Provided passage:

========================================

For Immediate Release:
November 14, 2013

Contact:
Shakira Croce 202-483-7382 

Jackson, Miss. -- PETA has sent a formal request today to new State Superintendent of Education Dr. Carey Wright asking her to drop the Mississippi Department of Education's contract with Southern Quality Meats, Inc. (SQM), a Pontotoc pig slaughterhouse that supplies sausage to the state's schools, after newly released documents show longstanding problems that caused pigs not to be properly stunned at the plant.

The documents show that a U.S. Department of Agriculture (USDA) official inspecting SQM in January 2013 found that 100 percent of the pigs observed "moved back and forth" in the facility's knock box, "complicating … stun efforts," and addressed the issue with SQM. Yet the facility was still failing to immobilize pigs effectively during stunning months later, as revealed in the video footage obtained by PETA that showed that an SQM worker repeatedly jabbed mother pigs with electric prongs and even shocked one sow's genitals for "fun." Although the USDA confirmed that this was "inhumane handling" in violation of federal law, SQM repeatedly failed to submit any satisfactory plan to correct the issues. 

"It's clear that the Mississippi Department of Education should drop its contract with Southern Quality Meats for its failure to abide by the law and its illegal mistreatment of animals," says PETA Senior Vice President of Cruelty Investigations Daphna Nachminovitch. "PETA is calling on Mississippi to take a stand against feeding kids the flesh of animals who lived—and died—in a constant state of fear and suffering."

For more information, please visit PETA.org

PETA's letter to Mississippi State Superintendent of Education Dr. Carey Wright follows.

========================================

Extracted records:
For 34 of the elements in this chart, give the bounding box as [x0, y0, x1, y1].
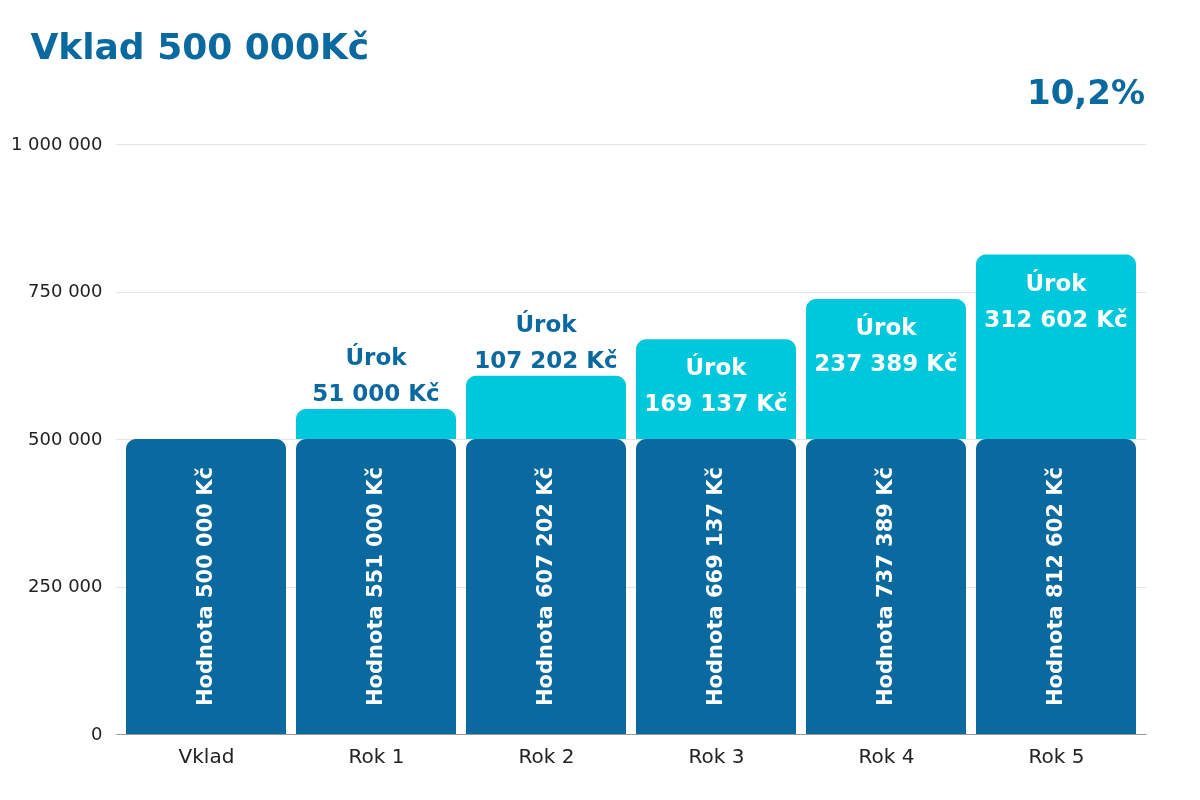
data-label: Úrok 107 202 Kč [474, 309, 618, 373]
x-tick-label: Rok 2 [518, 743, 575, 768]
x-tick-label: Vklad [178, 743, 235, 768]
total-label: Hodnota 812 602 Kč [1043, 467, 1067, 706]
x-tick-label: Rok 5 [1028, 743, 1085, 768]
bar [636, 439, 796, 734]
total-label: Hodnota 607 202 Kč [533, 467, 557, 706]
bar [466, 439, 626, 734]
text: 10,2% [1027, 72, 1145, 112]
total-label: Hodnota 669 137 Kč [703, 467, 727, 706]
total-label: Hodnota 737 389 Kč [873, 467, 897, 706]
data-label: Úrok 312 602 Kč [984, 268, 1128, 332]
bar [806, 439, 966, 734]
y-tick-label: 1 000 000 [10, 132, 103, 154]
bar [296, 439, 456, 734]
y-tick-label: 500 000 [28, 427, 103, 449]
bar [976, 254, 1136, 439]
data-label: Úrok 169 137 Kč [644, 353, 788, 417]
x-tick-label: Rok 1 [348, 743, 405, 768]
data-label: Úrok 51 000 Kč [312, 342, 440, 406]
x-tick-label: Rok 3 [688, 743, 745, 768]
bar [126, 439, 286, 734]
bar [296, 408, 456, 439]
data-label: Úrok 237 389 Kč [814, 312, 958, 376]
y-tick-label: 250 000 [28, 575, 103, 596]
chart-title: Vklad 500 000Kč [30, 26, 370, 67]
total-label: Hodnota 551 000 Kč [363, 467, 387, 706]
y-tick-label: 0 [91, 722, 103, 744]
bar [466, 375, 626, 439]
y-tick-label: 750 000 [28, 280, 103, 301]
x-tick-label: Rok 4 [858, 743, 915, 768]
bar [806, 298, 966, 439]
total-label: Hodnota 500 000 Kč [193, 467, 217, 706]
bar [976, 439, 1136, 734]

========================================

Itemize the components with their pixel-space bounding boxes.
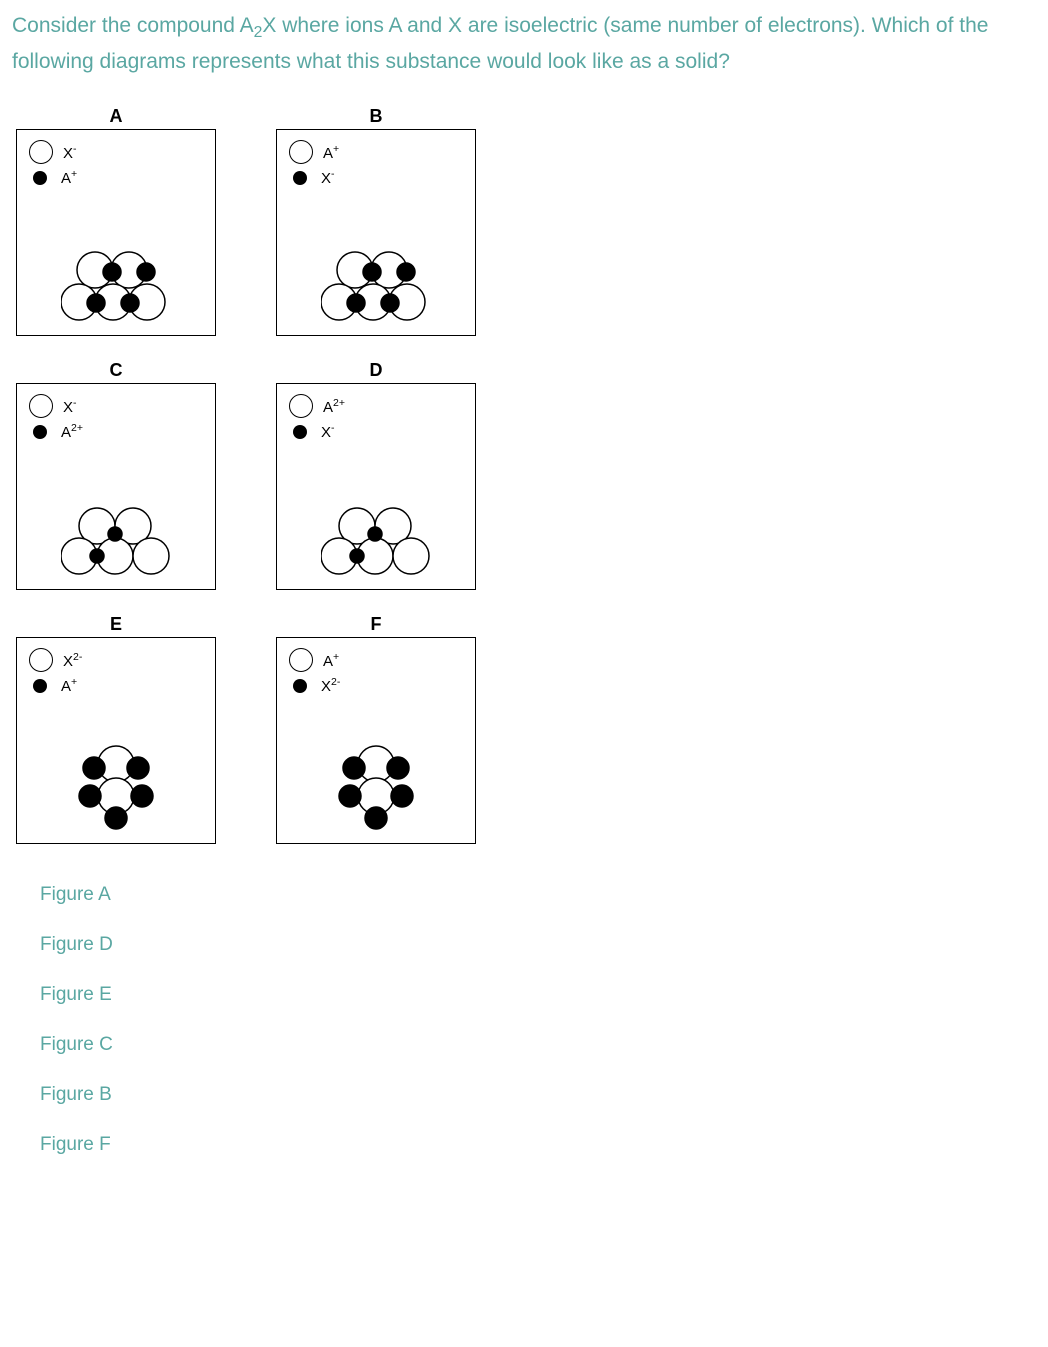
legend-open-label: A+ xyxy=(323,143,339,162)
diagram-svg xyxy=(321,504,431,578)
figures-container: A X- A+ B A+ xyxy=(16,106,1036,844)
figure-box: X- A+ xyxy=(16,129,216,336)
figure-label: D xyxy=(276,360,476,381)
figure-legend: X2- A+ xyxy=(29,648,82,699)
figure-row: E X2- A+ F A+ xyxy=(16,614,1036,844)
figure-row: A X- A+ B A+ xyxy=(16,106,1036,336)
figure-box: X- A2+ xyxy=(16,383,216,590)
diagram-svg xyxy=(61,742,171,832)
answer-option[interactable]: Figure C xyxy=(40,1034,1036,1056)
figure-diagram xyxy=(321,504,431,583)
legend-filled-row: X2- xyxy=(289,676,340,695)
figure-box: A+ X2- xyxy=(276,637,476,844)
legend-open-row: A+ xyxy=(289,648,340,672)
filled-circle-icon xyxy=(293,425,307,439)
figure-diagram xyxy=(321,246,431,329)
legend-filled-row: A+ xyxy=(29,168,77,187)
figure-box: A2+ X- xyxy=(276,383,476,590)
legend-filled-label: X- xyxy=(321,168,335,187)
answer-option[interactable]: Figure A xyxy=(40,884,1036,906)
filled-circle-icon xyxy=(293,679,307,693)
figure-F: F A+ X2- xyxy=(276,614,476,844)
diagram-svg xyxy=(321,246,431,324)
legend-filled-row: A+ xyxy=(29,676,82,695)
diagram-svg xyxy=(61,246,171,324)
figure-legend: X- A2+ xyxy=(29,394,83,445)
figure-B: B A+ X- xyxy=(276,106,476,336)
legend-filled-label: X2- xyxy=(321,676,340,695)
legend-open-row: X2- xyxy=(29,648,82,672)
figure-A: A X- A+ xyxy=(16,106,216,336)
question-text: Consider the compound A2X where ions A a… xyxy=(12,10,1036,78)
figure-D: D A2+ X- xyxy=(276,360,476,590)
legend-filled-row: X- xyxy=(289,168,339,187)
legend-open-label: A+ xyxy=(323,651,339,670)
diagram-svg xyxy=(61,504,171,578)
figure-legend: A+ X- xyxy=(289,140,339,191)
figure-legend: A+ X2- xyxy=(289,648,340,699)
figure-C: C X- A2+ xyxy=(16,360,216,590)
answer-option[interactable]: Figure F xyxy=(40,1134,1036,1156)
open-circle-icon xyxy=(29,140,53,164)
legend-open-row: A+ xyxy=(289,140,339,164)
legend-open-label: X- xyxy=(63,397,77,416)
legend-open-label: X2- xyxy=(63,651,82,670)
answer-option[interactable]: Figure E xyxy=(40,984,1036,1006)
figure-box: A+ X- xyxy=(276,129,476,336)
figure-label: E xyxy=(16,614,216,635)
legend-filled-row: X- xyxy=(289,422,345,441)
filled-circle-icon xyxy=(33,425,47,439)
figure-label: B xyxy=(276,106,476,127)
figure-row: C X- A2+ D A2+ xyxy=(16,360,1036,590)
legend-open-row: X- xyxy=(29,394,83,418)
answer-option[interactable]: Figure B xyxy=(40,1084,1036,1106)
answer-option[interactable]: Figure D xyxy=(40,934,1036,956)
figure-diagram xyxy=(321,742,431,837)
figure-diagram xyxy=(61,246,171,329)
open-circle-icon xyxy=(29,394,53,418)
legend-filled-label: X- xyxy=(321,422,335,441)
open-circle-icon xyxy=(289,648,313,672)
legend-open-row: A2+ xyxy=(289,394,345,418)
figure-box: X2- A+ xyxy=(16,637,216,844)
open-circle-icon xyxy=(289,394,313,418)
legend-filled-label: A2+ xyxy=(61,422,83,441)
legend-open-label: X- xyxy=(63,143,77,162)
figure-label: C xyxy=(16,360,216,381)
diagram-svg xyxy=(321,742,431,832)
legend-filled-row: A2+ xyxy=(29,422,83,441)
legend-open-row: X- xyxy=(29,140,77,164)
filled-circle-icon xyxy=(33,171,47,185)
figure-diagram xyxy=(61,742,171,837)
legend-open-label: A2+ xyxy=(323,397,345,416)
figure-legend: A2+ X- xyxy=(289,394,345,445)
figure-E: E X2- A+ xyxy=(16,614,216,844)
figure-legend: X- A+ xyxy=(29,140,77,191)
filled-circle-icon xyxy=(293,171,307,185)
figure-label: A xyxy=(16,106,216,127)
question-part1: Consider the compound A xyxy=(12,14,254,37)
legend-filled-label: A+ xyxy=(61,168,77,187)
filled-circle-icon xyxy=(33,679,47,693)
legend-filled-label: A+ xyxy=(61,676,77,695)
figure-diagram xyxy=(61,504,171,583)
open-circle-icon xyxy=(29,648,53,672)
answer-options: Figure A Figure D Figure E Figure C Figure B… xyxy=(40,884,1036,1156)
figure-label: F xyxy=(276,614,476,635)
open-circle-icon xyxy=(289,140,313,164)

========================================

What this exercise asks:
**A.** Duplicate the part of the press release that opens with the words "Jackson, Miss. -- PETA" and closes with "at the plant.".
**B.** In the first block of rows, set down the part that opens with the line containing "data-label: Úrok 107" and closes with the line containing "y-tick-label: 1 000 000 [10, 132, 103, 154]", both lines included.

Task-by-task results:
**A.**
Jackson, Miss. -- PETA has sent a formal request today to new State Superintendent of Education Dr. Carey Wright asking her to drop the Mississippi Department of Education's contract with Southern Quality Meats, Inc. (SQM), a Pontotoc pig slaughterhouse that supplies sausage to the state's schools, after newly released documents show longstanding problems that caused pigs not to be properly stunned at the plant.

**B.**
data-label: Úrok 107 202 Kč [474, 309, 618, 373]
x-tick-label: Rok 2 [518, 743, 575, 768]
x-tick-label: Vklad [178, 743, 235, 768]
total-label: Hodnota 812 602 Kč [1043, 467, 1067, 706]
x-tick-label: Rok 5 [1028, 743, 1085, 768]
bar [636, 439, 796, 734]
total-label: Hodnota 607 202 Kč [533, 467, 557, 706]
bar [466, 439, 626, 734]
text: 10,2% [1027, 72, 1145, 112]
total-label: Hodnota 669 137 Kč [703, 467, 727, 706]
total-label: Hodnota 737 389 Kč [873, 467, 897, 706]
data-label: Úrok 312 602 Kč [984, 268, 1128, 332]
bar [806, 439, 966, 734]
y-tick-label: 1 000 000 [10, 132, 103, 154]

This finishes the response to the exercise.